_Stated problem_. Return all lines with the word "name" in them.
● ● ● ● ●
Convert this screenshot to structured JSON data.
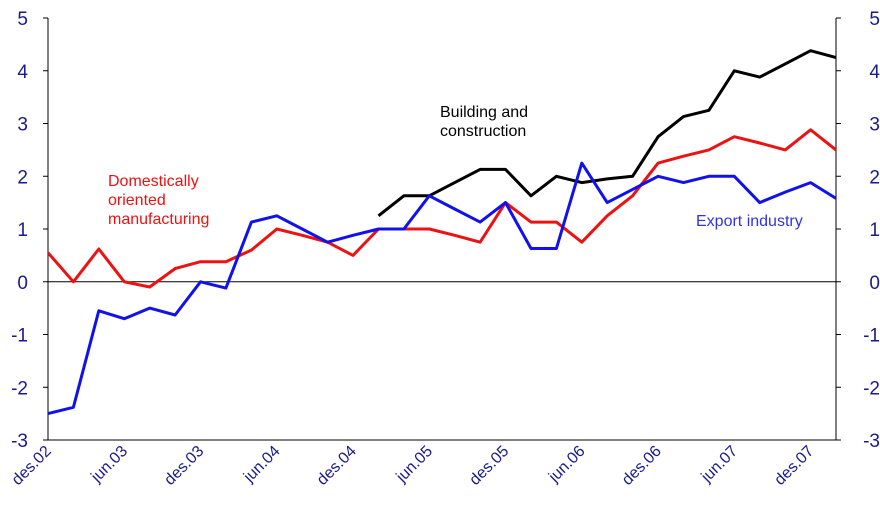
{
  "chart_data": {
    "type": "line",
    "categories": [
      "des.02",
      null,
      null,
      "jun.03",
      null,
      null,
      "des.03",
      null,
      null,
      "jun.04",
      null,
      null,
      "des.04",
      null,
      null,
      "jun.05",
      null,
      null,
      "des.05",
      null,
      null,
      "jun.06",
      null,
      null,
      "des.06",
      null,
      null,
      "jun.07",
      null,
      null,
      "des.07",
      null
    ],
    "series": [
      {
        "name": "Domestically oriented manufacturing",
        "color": "#ee1111",
        "values": [
          0.55,
          0,
          0.62,
          0,
          -0.1,
          0.25,
          0.38,
          0.38,
          0.6,
          1.0,
          0.88,
          0.75,
          0.5,
          1.0,
          1.0,
          1.0,
          0.88,
          0.75,
          1.5,
          1.13,
          1.13,
          0.75,
          1.25,
          1.63,
          2.25,
          2.38,
          2.5,
          2.75,
          2.63,
          2.5,
          2.88,
          2.5
        ]
      },
      {
        "name": "Building and construction",
        "color": "#000000",
        "values": [
          null,
          null,
          null,
          null,
          null,
          null,
          null,
          null,
          null,
          null,
          null,
          null,
          null,
          1.25,
          1.63,
          1.63,
          1.88,
          2.13,
          2.13,
          1.63,
          2.0,
          1.88,
          1.95,
          2.0,
          2.75,
          3.13,
          3.25,
          4.0,
          3.88,
          4.13,
          4.38,
          4.25
        ]
      },
      {
        "name": "Export industry",
        "color": "#1111ee",
        "values": [
          -2.5,
          -2.38,
          -0.55,
          -0.7,
          -0.5,
          -0.63,
          0,
          -0.12,
          1.13,
          1.25,
          1.0,
          0.75,
          0.88,
          1.0,
          1.0,
          1.63,
          1.38,
          1.13,
          1.5,
          0.63,
          0.63,
          2.25,
          1.5,
          1.75,
          2.0,
          1.88,
          2.0,
          2.0,
          1.5,
          1.7,
          1.88,
          1.58
        ]
      }
    ],
    "ylim": [
      -3,
      5
    ],
    "yticks": [
      -3,
      -2,
      -1,
      0,
      1,
      2,
      3,
      4,
      5
    ],
    "y2lim": [
      -3,
      5
    ],
    "y2ticks": [
      -3,
      -2,
      -1,
      0,
      1,
      2,
      3,
      4,
      5
    ]
  }
}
● ● ● ● ●
_Task result_.
        "name": "Domestically oriented manufacturing",
        "name": "Building and construction",
        "name": "Export industry",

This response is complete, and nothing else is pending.